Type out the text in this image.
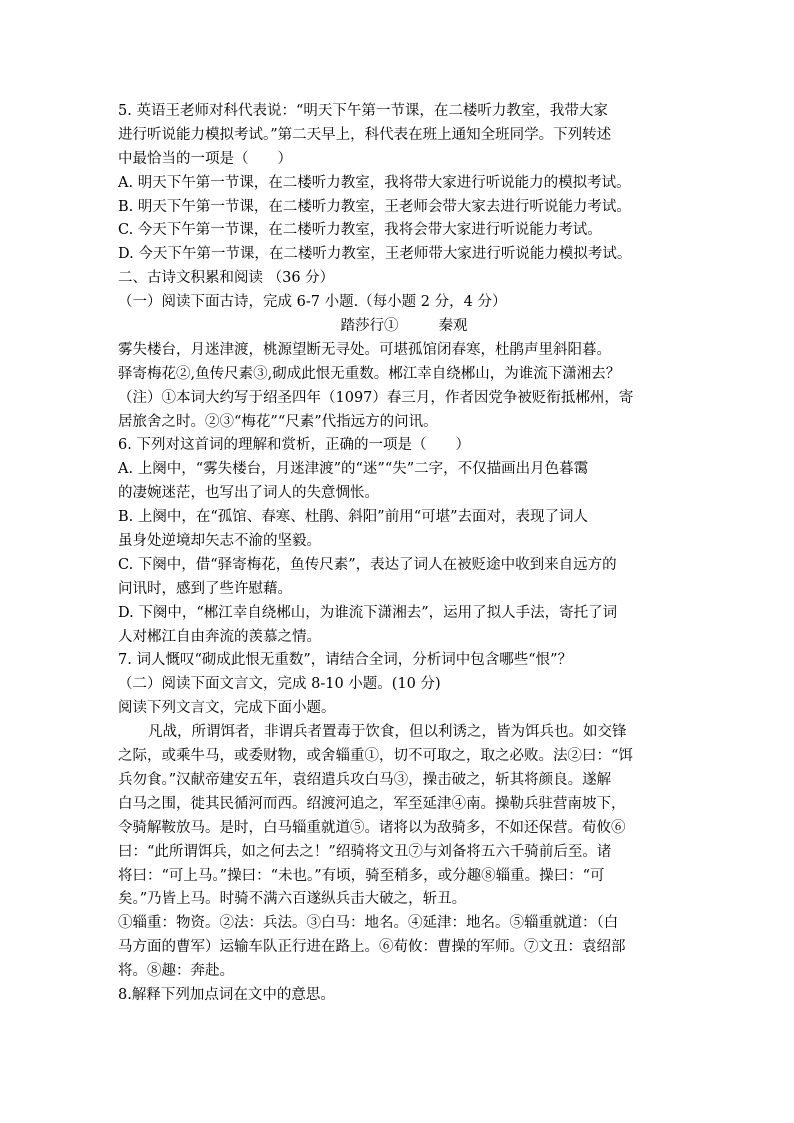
5. 英语王老师对科代表说：“明天下午第一节课，在二楼听力教室，我带大家
进行听说能力模拟考试。”第二天早上，科代表在班上通知全班同学。下列转述
中最恰当的一项是（　　）
A. 明天下午第一节课，在二楼听力教室，我将带大家进行听说能力的模拟考试。
B. 明天下午第一节课，在二楼听力教室，王老师会带大家去进行听说能力考试。
C. 今天下午第一节课，在二楼听力教室，我将会带大家进行听说能力考试。
D. 今天下午第一节课，在二楼听力教室，王老师带大家进行听说能力模拟考试。
二、古诗文积累和阅读 （36 分）
（一）阅读下面古诗，完成 6-7 小题.（每小题 2 分，4 分）
踏莎行①	秦观
雾失楼台，月迷津渡，桃源望断无寻处。可堪孤馆闭春寒，杜鹃声里斜阳暮。
驿寄梅花②,鱼传尺素③,砌成此恨无重数。郴江幸自绕郴山，为谁流下潇湘去？
（注）①本词大约写于绍圣四年（1097）春三月，作者因党争被贬衔抵郴州，寄
居旅舍之时。②③“梅花”“尺素”代指远方的问讯。
6. 下列对这首词的理解和赏析，正确的一项是（　　）
A. 上阕中，“雾失楼台，月迷津渡”的“迷”“失”二字，不仅描画出月色暮霭
的凄婉迷茫，也写出了词人的失意惆怅。
B. 上阕中，在“孤馆、春寒、杜鹃、斜阳”前用“可堪”去面对，表现了词人
虽身处逆境却矢志不渝的坚毅。
C. 下阕中，借“驿寄梅花，鱼传尺素”，表达了词人在被贬途中收到来自远方的
问讯时，感到了些许慰藉。
D. 下阕中，“郴江幸自绕郴山，为谁流下潇湘去”，运用了拟人手法，寄托了词
人对郴江自由奔流的羡慕之情。
7. 词人慨叹“砌成此恨无重数”，请结合全词，分析词中包含哪些“恨”？
（二）阅读下面文言文，完成 8-10 小题。(10 分)
阅读下列文言文，完成下面小题。
凡战，所谓饵者，非谓兵者置毒于饮食，但以利诱之，皆为饵兵也。如交锋
之际，或乘牛马，或委财物，或舍辎重①，切不可取之，取之必败。法②曰：“饵
兵勿食。”汉献帝建安五年，袁绍遣兵攻白马③，操击破之，斩其将颜良。遂解
白马之围，徙其民循河而西。绍渡河追之，军至延津④南。操勒兵驻营南坡下，
令骑解鞍放马。是时，白马辎重就道⑤。诸将以为敌骑多，不如还保营。荀攸⑥
曰：“此所谓饵兵，如之何去之！”绍骑将文丑⑦与刘备将五六千骑前后至。诸
将曰：“可上马。”操曰：“未也。”有顷，骑至稍多，或分趣⑧辎重。操曰：“可
矣。”乃皆上马。时骑不满六百遂纵兵击大破之，斩丑。
①辎重：物资。②法：兵法。③白马：地名。④延津：地名。⑤辎重就道：（白
马方面的曹军）运输车队正行进在路上。⑥荀攸：曹操的军师。⑦文丑：袁绍部
将。⑧趣：奔赴。
8.解释下列加点词在文中的意思。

-------

[Given request]
For this exercise, gather every line of the data that contains the word "为谁流下潇湘去".

[Task output]
驿寄梅花②,鱼传尺素③,砌成此恨无重数。郴江幸自绕郴山，为谁流下潇湘去？
D. 下阕中，“郴江幸自绕郴山，为谁流下潇湘去”，运用了拟人手法，寄托了词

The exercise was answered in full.